Identify each line in the records below that contains the word "this", and copy it.

Stored records:
__________________________________________________
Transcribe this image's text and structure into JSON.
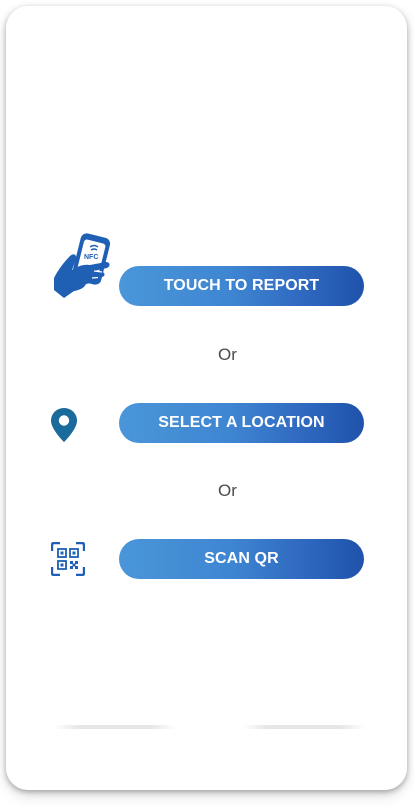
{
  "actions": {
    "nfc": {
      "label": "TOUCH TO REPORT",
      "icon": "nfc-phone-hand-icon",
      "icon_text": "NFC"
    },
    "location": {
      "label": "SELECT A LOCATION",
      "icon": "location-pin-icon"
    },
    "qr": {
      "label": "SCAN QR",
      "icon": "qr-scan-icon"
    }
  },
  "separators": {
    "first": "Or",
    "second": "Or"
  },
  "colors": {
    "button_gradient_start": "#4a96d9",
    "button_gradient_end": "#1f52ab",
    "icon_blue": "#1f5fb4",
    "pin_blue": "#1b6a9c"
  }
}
__________________________________________________
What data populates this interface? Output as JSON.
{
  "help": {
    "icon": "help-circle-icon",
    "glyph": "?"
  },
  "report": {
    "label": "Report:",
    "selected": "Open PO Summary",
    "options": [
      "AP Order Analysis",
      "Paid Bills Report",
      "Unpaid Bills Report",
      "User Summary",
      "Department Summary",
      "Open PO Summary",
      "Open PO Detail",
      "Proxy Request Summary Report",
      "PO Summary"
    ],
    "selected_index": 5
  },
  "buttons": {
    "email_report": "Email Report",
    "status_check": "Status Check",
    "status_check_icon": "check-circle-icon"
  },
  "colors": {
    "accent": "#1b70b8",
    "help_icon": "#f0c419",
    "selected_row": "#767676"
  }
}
__________________________________________________
Response below:
Transcribe this image's text and structure into JSON.
What data populates this interface? Output as JSON.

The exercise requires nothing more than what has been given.